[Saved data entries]
----
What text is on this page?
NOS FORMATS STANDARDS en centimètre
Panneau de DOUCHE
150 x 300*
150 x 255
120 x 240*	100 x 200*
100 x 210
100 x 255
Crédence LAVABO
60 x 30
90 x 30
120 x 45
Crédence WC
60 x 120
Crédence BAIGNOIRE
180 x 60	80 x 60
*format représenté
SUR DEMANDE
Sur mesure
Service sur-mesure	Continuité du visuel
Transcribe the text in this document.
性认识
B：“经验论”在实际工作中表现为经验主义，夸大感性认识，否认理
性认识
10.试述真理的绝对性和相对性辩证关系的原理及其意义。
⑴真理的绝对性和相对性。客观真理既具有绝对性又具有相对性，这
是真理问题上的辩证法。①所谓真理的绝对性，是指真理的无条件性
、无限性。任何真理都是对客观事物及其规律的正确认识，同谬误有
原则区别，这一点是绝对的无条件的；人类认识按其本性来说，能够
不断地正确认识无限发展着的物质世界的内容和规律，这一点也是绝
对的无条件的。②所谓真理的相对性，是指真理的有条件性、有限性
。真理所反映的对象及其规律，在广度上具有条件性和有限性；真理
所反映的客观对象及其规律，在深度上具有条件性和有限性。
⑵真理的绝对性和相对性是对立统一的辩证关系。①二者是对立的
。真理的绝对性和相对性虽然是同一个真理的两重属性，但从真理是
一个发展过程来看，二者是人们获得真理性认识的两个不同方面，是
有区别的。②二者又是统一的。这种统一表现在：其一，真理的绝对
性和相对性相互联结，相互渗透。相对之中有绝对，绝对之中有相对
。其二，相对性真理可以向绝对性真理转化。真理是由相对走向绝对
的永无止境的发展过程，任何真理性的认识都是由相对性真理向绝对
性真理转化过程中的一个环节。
----
(YOUR OBJECTIVE): Among the lines above, how many contain the string "mesure"? State the number alone.

(WRITTEN SOLUTION): 2